• **What you have to do**
Copy out every line exactly as given.

-- start --

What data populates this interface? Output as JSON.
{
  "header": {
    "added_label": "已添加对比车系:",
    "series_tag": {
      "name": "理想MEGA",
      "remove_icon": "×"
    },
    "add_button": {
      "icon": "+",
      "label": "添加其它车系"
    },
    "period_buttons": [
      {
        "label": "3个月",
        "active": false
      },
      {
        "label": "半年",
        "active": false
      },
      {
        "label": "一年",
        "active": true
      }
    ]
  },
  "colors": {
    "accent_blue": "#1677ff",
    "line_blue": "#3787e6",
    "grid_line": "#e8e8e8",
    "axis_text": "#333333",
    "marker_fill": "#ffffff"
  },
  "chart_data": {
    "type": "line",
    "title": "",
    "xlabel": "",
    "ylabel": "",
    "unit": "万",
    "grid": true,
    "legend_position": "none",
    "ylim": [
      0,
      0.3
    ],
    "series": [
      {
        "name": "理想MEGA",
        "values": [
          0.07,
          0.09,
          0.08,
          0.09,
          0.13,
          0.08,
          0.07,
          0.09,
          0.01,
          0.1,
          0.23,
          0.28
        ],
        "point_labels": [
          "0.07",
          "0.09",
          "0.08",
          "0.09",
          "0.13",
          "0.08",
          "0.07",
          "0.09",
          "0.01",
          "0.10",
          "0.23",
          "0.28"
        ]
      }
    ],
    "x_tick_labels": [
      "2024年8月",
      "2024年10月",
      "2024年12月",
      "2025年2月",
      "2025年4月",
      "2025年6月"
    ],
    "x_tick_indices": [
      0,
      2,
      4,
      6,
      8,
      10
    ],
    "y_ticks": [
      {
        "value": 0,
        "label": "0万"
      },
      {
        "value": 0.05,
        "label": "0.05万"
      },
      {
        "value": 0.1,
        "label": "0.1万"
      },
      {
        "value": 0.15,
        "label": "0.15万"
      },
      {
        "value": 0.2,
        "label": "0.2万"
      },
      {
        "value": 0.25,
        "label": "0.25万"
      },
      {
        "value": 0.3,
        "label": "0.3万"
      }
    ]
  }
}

-- end --

• **Solution to this exercise**
What data populates this interface? Output as JSON.
{
  "header": {
    "added_label": "已添加对比车系:",
    "series_tag": {
      "name": "理想MEGA",
      "remove_icon": "×"
    },
    "add_button": {
      "icon": "+",
      "label": "添加其它车系"
    },
    "period_buttons": [
      {
        "label": "3个月",
        "active": false
      },
      {
        "label": "半年",
        "active": false
      },
      {
        "label": "一年",
        "active": true
      }
    ]
  },
  "colors": {
    "accent_blue": "#1677ff",
    "line_blue": "#3787e6",
    "grid_line": "#e8e8e8",
    "axis_text": "#333333",
    "marker_fill": "#ffffff"
  },
  "chart_data": {
    "type": "line",
    "title": "",
    "xlabel": "",
    "ylabel": "",
    "unit": "万",
    "grid": true,
    "legend_position": "none",
    "ylim": [
      0,
      0.3
    ],
    "series": [
      {
        "name": "理想MEGA",
        "values": [
          0.07,
          0.09,
          0.08,
          0.09,
          0.13,
          0.08,
          0.07,
          0.09,
          0.01,
          0.1,
          0.23,
          0.28
        ],
        "point_labels": [
          "0.07",
          "0.09",
          "0.08",
          "0.09",
          "0.13",
          "0.08",
          "0.07",
          "0.09",
          "0.01",
          "0.10",
          "0.23",
          "0.28"
        ]
      }
    ],
    "x_tick_labels": [
      "2024年8月",
      "2024年10月",
      "2024年12月",
      "2025年2月",
      "2025年4月",
      "2025年6月"
    ],
    "x_tick_indices": [
      0,
      2,
      4,
      6,
      8,
      10
    ],
    "y_ticks": [
      {
        "value": 0,
        "label": "0万"
      },
      {
        "value": 0.05,
        "label": "0.05万"
      },
      {
        "value": 0.1,
        "label": "0.1万"
      },
      {
        "value": 0.15,
        "label": "0.15万"
      },
      {
        "value": 0.2,
        "label": "0.2万"
      },
      {
        "value": 0.25,
        "label": "0.25万"
      },
      {
        "value": 0.3,
        "label": "0.3万"
      }
    ]
  }
}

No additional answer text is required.